╭──
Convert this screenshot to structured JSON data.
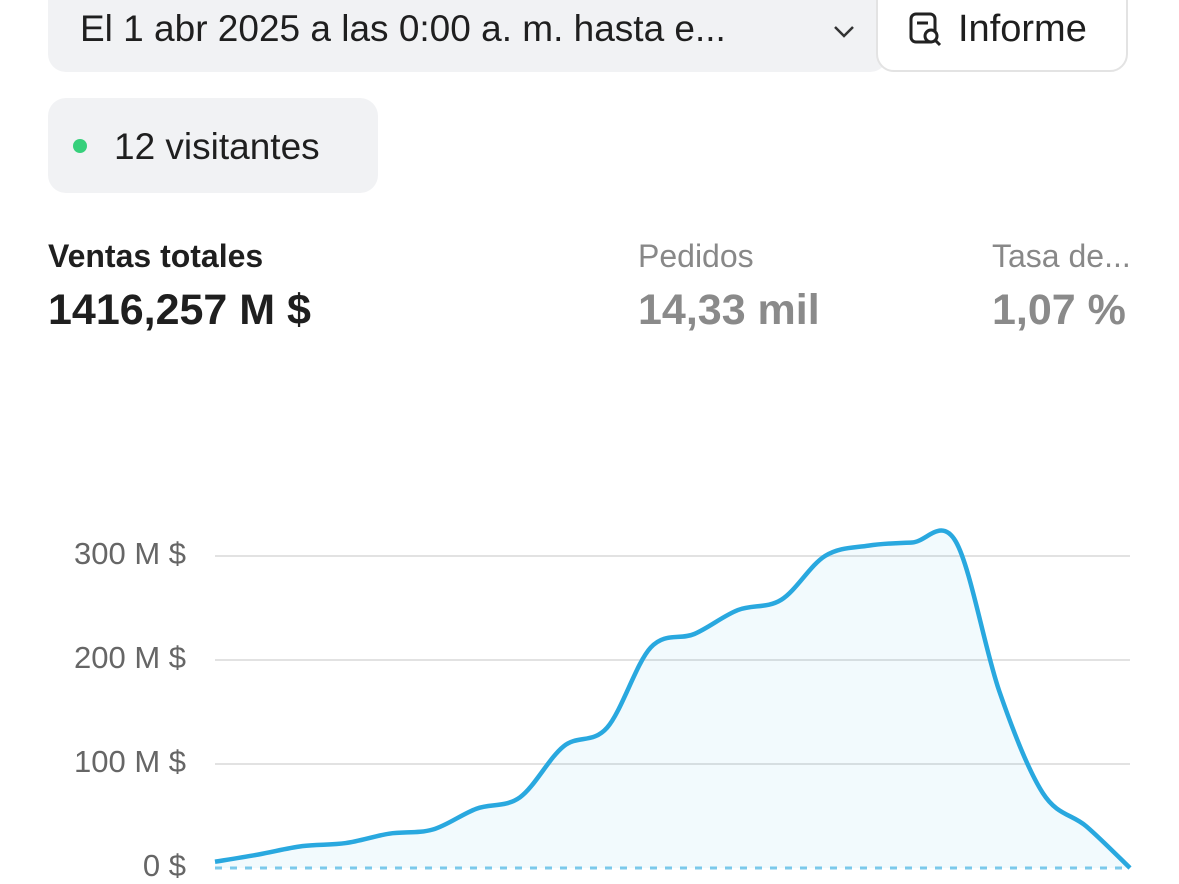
{
  "header": {
    "date_range": "El 1 abr 2025 a las 0:00 a. m. hasta e...",
    "report_button": "Informe"
  },
  "visitors": {
    "label": "12 visitantes"
  },
  "metrics": [
    {
      "label": "Ventas totales",
      "value": "1416,257 M $"
    },
    {
      "label": "Pedidos",
      "value": "14,33 mil"
    },
    {
      "label": "Tasa de...",
      "value": "1,07 %"
    }
  ],
  "chart_data": {
    "type": "area",
    "categories": [
      null,
      null,
      null,
      null,
      null,
      null,
      null,
      null,
      null,
      null,
      null,
      null,
      null,
      null,
      null,
      null,
      null,
      null,
      null,
      null,
      null,
      null
    ],
    "values": [
      6,
      13,
      21,
      24,
      33,
      37,
      57,
      68,
      117,
      135,
      212,
      225,
      248,
      258,
      300,
      310,
      313,
      314,
      170,
      72,
      40,
      0
    ],
    "color": "#29a8df",
    "ylim": [
      0,
      300
    ],
    "yticks": [
      {
        "value": 0,
        "label": "0 $"
      },
      {
        "value": 100,
        "label": "100 M $"
      },
      {
        "value": 200,
        "label": "200 M $"
      },
      {
        "value": 300,
        "label": "300 M $"
      }
    ],
    "grid": true
  }
}
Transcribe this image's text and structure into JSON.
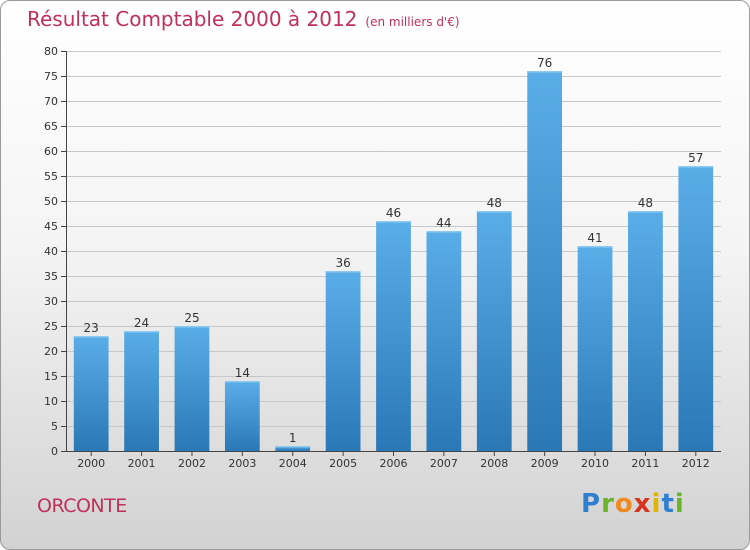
{
  "header": {
    "title": "Résultat Comptable 2000 à 2012",
    "unit": "(en milliers d'€)"
  },
  "footer": {
    "commune": "ORCONTE",
    "logo_text": "Proxiti"
  },
  "colors": {
    "title": "#c0305a",
    "bar_light": "#5aaee8",
    "bar_dark": "#2a78b6",
    "grid": "#c8c8c8"
  },
  "chart_data": {
    "type": "bar",
    "title": "Résultat Comptable 2000 à 2012",
    "subtitle": "(en milliers d'€)",
    "xlabel": "",
    "ylabel": "",
    "categories": [
      "2000",
      "2001",
      "2002",
      "2003",
      "2004",
      "2005",
      "2006",
      "2007",
      "2008",
      "2009",
      "2010",
      "2011",
      "2012"
    ],
    "values": [
      23,
      24,
      25,
      14,
      1,
      36,
      46,
      44,
      48,
      76,
      41,
      48,
      57
    ],
    "ylim": [
      0,
      80
    ],
    "ytick_step": 5,
    "grid": true,
    "legend": "none"
  }
}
╰──
* Work instructions *
What you return should match the records above word for word, minus the pictures.

* Written response *
Convert this screenshot to structured JSON data.
{
  "header": {
    "date_range": "El 1 abr 2025 a las 0:00 a. m. hasta e...",
    "report_button": "Informe"
  },
  "visitors": {
    "label": "12 visitantes"
  },
  "metrics": [
    {
      "label": "Ventas totales",
      "value": "1416,257 M $"
    },
    {
      "label": "Pedidos",
      "value": "14,33 mil"
    },
    {
      "label": "Tasa de...",
      "value": "1,07 %"
    }
  ],
  "chart_data": {
    "type": "area",
    "categories": [
      null,
      null,
      null,
      null,
      null,
      null,
      null,
      null,
      null,
      null,
      null,
      null,
      null,
      null,
      null,
      null,
      null,
      null,
      null,
      null,
      null,
      null
    ],
    "values": [
      6,
      13,
      21,
      24,
      33,
      37,
      57,
      68,
      117,
      135,
      212,
      225,
      248,
      258,
      300,
      310,
      313,
      314,
      170,
      72,
      40,
      0
    ],
    "color": "#29a8df",
    "ylim": [
      0,
      300
    ],
    "yticks": [
      {
        "value": 0,
        "label": "0 $"
      },
      {
        "value": 100,
        "label": "100 M $"
      },
      {
        "value": 200,
        "label": "200 M $"
      },
      {
        "value": 300,
        "label": "300 M $"
      }
    ],
    "grid": true
  }
}
Transcribe this image's text and structure into JSON.
{
  "header": {
    "title": "Résultat Comptable 2000 à 2012",
    "unit": "(en milliers d'€)"
  },
  "footer": {
    "commune": "ORCONTE",
    "logo_text": "Proxiti"
  },
  "colors": {
    "title": "#c0305a",
    "bar_light": "#5aaee8",
    "bar_dark": "#2a78b6",
    "grid": "#c8c8c8"
  },
  "chart_data": {
    "type": "bar",
    "title": "Résultat Comptable 2000 à 2012",
    "subtitle": "(en milliers d'€)",
    "xlabel": "",
    "ylabel": "",
    "categories": [
      "2000",
      "2001",
      "2002",
      "2003",
      "2004",
      "2005",
      "2006",
      "2007",
      "2008",
      "2009",
      "2010",
      "2011",
      "2012"
    ],
    "values": [
      23,
      24,
      25,
      14,
      1,
      36,
      46,
      44,
      48,
      76,
      41,
      48,
      57
    ],
    "ylim": [
      0,
      80
    ],
    "ytick_step": 5,
    "grid": true,
    "legend": "none"
  }
}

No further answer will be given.